--- EXERCISE MATERIAL ---
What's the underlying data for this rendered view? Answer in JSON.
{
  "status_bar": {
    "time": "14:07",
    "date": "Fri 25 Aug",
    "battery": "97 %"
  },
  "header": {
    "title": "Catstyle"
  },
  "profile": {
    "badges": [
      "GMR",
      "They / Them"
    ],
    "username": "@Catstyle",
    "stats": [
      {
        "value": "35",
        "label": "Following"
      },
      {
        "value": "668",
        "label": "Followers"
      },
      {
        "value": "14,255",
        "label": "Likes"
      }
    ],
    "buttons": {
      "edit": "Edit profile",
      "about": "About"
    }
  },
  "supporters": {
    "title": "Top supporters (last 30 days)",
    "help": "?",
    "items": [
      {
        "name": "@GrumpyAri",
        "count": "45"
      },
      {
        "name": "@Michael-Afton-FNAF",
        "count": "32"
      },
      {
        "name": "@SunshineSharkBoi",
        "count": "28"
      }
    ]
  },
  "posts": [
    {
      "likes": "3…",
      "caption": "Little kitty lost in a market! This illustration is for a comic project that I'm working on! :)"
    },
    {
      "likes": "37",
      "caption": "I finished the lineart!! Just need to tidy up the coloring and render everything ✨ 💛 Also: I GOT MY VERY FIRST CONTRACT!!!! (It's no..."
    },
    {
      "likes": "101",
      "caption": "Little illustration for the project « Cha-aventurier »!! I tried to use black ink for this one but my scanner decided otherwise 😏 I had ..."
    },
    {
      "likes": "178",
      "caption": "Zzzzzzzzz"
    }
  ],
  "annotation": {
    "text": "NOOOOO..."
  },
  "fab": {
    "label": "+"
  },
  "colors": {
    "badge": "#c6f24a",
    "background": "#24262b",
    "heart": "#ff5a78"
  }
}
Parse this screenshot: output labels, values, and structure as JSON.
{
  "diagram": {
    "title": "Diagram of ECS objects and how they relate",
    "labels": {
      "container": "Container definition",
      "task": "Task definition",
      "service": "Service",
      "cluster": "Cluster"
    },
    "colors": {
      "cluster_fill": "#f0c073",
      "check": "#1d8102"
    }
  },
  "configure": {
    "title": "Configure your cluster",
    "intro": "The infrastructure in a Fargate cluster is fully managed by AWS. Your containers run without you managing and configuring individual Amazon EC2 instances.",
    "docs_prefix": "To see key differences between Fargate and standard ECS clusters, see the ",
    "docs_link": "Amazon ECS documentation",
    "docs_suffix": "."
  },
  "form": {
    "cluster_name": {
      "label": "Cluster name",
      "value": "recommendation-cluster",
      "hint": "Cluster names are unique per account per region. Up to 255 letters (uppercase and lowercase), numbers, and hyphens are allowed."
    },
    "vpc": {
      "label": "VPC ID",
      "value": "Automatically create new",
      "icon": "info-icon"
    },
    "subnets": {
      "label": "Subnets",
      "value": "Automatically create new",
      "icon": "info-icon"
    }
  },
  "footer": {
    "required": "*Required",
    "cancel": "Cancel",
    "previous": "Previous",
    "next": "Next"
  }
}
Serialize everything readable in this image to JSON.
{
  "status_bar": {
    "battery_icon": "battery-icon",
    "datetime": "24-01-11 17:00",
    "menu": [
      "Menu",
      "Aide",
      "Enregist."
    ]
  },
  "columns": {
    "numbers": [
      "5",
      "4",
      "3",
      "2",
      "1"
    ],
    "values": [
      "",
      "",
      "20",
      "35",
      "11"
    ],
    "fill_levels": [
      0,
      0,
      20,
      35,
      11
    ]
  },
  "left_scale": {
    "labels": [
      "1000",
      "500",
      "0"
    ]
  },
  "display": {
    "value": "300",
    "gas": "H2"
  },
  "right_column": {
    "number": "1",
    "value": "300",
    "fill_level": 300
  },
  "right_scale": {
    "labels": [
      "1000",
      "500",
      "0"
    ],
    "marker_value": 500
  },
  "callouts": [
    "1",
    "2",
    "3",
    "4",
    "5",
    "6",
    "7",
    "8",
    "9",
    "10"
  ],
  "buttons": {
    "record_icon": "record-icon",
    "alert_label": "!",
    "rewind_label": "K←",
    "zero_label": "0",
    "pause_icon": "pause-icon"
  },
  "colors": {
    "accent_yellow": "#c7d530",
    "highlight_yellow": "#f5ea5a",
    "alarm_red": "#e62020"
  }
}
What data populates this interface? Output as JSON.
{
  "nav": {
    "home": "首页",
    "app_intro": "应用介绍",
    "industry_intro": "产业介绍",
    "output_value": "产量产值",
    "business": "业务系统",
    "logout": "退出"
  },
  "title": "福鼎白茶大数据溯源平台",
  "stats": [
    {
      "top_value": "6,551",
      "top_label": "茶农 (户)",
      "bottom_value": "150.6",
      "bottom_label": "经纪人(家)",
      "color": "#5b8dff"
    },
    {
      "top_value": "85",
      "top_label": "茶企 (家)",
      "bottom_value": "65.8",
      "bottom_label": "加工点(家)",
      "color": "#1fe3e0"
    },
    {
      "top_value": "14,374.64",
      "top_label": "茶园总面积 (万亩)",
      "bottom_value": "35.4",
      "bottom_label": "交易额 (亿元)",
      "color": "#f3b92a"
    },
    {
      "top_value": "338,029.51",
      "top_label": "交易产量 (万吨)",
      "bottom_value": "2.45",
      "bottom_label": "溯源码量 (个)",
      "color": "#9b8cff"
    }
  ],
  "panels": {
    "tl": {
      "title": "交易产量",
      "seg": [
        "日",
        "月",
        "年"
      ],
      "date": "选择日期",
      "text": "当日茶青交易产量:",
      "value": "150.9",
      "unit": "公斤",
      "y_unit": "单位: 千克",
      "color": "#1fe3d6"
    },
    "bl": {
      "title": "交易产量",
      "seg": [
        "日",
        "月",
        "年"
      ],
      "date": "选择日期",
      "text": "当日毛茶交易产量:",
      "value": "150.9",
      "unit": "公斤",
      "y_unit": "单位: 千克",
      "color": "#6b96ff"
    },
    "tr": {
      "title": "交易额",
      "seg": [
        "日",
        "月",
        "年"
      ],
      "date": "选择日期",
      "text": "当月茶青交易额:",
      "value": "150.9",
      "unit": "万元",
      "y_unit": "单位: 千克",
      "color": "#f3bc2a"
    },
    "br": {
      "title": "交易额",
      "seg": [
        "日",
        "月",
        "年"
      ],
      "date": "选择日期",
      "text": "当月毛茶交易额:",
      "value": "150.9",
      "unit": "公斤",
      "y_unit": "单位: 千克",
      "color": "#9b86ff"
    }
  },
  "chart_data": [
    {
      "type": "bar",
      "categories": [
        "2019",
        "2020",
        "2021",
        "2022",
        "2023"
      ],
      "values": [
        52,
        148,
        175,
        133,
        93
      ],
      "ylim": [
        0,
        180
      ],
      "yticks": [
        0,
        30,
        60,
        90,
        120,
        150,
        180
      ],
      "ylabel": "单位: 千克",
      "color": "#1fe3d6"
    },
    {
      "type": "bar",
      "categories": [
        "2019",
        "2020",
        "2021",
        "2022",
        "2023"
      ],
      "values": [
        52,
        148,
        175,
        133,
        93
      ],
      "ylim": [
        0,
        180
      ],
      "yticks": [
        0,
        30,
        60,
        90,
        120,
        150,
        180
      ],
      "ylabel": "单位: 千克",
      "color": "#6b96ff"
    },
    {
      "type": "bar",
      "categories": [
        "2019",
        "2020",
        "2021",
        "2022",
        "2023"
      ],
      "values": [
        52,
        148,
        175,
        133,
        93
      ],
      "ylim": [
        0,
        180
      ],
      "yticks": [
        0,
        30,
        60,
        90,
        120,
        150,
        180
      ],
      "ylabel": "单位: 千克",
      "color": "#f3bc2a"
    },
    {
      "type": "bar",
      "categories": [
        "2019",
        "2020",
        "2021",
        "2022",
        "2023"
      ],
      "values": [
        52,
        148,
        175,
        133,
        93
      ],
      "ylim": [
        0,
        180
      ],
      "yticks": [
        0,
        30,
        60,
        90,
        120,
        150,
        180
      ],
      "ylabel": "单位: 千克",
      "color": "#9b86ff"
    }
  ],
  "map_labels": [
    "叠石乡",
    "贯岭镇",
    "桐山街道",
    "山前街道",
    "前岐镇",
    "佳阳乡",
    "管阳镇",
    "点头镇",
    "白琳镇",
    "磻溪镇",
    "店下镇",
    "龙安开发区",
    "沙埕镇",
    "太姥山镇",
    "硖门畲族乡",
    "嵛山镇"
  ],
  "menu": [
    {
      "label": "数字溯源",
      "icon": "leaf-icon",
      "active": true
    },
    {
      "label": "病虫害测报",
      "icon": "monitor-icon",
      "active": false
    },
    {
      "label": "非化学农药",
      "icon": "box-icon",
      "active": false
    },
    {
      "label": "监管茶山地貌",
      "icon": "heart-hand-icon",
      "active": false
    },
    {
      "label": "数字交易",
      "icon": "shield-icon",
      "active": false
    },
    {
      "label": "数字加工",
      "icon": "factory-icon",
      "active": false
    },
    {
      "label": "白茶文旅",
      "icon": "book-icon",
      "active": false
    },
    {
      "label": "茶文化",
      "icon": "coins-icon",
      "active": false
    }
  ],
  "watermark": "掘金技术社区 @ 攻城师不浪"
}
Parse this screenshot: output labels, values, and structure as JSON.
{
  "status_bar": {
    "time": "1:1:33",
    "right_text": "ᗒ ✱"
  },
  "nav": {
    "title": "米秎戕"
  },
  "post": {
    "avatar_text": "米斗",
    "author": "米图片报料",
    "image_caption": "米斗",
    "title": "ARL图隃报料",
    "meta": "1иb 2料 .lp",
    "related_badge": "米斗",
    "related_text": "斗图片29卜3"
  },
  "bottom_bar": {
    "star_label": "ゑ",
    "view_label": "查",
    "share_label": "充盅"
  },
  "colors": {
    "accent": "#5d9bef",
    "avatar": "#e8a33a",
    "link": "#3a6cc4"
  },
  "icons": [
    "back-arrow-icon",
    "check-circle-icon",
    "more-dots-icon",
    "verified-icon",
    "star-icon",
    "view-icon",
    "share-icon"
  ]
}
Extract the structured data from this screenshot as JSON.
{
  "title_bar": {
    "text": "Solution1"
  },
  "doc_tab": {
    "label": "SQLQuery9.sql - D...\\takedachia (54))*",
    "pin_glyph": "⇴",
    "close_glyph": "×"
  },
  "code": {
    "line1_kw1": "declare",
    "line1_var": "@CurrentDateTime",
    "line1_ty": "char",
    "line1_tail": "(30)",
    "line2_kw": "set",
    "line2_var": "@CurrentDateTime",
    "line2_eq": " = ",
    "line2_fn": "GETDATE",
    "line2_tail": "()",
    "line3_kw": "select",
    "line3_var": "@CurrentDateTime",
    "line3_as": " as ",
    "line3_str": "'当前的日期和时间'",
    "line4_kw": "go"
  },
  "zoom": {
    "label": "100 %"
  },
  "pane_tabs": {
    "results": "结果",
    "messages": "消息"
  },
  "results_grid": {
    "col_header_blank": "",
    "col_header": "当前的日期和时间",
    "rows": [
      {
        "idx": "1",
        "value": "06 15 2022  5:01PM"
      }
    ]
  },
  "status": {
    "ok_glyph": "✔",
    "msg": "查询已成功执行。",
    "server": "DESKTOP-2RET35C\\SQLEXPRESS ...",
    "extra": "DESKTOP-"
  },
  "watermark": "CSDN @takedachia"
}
---
# WHAT IS ASKED
Lines that include the word "当前的日期和时间" are to be extracted from the data above.

# EXPECTED ANSWER
    "line3_str": "'当前的日期和时间'",
    "col_header": "当前的日期和时间",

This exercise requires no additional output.